_YOUR GOAL_:
In the data below, find the line containing "What text is on this page?"; reproduce that line and all subsequent lines exactly, and nothing else.

%%

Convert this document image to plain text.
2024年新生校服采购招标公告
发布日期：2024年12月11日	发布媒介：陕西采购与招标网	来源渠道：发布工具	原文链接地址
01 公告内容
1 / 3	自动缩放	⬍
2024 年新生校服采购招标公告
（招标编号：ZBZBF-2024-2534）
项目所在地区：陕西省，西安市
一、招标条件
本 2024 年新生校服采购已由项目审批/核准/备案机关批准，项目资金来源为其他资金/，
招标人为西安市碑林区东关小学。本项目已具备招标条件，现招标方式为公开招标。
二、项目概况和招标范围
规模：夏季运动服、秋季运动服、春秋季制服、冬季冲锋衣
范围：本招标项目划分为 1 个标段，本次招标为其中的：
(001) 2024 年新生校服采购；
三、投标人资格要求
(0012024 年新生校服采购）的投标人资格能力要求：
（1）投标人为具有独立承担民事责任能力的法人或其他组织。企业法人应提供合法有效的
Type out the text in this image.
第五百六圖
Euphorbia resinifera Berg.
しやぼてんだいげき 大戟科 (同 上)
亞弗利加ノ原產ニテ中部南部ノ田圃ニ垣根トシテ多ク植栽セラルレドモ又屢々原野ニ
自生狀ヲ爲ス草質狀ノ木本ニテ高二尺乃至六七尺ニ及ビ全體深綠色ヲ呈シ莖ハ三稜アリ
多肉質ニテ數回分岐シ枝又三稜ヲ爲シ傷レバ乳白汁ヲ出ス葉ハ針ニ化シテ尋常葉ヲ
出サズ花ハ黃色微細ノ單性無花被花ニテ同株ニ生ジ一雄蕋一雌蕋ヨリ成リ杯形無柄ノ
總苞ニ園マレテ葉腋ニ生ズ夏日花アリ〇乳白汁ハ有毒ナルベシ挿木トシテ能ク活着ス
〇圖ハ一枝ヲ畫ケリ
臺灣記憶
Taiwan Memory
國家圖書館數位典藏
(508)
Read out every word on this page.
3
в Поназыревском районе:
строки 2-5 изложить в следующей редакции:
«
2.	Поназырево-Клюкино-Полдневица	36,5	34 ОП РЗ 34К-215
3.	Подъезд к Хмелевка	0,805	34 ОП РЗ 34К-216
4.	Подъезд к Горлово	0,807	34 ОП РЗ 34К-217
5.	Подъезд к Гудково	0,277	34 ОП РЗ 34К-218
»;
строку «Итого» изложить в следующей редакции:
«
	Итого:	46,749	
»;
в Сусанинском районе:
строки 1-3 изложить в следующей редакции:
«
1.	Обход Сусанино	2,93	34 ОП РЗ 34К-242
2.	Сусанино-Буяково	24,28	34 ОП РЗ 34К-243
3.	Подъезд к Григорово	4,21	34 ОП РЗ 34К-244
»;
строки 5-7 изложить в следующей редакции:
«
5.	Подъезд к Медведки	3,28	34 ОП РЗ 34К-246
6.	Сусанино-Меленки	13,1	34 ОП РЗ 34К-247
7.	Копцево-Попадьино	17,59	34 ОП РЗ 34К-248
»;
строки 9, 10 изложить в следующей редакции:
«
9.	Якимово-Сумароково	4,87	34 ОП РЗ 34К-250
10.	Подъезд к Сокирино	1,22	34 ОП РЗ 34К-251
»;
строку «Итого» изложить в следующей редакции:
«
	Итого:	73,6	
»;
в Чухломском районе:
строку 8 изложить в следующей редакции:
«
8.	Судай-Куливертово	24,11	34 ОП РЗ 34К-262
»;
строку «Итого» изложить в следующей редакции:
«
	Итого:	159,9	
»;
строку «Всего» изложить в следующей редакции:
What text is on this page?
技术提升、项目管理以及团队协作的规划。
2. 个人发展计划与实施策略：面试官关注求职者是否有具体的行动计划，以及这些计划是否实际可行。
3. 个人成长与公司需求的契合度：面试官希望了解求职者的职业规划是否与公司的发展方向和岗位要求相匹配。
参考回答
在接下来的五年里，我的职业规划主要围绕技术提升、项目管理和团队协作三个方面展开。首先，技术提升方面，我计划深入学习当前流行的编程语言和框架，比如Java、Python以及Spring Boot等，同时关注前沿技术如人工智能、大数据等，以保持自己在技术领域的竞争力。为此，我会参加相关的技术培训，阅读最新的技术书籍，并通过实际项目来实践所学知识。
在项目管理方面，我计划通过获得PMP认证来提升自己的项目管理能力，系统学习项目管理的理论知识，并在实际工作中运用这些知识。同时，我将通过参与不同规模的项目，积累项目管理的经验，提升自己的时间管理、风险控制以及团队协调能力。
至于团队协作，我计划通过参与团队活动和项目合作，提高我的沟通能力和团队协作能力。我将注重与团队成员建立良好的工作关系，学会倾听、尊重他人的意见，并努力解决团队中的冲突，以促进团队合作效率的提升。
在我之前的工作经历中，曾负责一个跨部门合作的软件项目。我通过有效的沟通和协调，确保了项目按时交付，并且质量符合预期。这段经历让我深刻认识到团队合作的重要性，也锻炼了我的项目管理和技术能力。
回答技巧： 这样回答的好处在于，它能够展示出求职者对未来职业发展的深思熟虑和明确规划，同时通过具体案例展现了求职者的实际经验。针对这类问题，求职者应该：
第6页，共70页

%%

_TASK ANSWER_:
What text is on this page?
技术提升、项目管理以及团队协作的规划。
2. 个人发展计划与实施策略：面试官关注求职者是否有具体的行动计划，以及这些计划是否实际可行。
3. 个人成长与公司需求的契合度：面试官希望了解求职者的职业规划是否与公司的发展方向和岗位要求相匹配。
参考回答
在接下来的五年里，我的职业规划主要围绕技术提升、项目管理和团队协作三个方面展开。首先，技术提升方面，我计划深入学习当前流行的编程语言和框架，比如Java、Python以及Spring Boot等，同时关注前沿技术如人工智能、大数据等，以保持自己在技术领域的竞争力。为此，我会参加相关的技术培训，阅读最新的技术书籍，并通过实际项目来实践所学知识。
在项目管理方面，我计划通过获得PMP认证来提升自己的项目管理能力，系统学习项目管理的理论知识，并在实际工作中运用这些知识。同时，我将通过参与不同规模的项目，积累项目管理的经验，提升自己的时间管理、风险控制以及团队协调能力。
至于团队协作，我计划通过参与团队活动和项目合作，提高我的沟通能力和团队协作能力。我将注重与团队成员建立良好的工作关系，学会倾听、尊重他人的意见，并努力解决团队中的冲突，以促进团队合作效率的提升。
在我之前的工作经历中，曾负责一个跨部门合作的软件项目。我通过有效的沟通和协调，确保了项目按时交付，并且质量符合预期。这段经历让我深刻认识到团队合作的重要性，也锻炼了我的项目管理和技术能力。
回答技巧： 这样回答的好处在于，它能够展示出求职者对未来职业发展的深思熟虑和明确规划，同时通过具体案例展现了求职者的实际经验。针对这类问题，求职者应该：
第6页，共70页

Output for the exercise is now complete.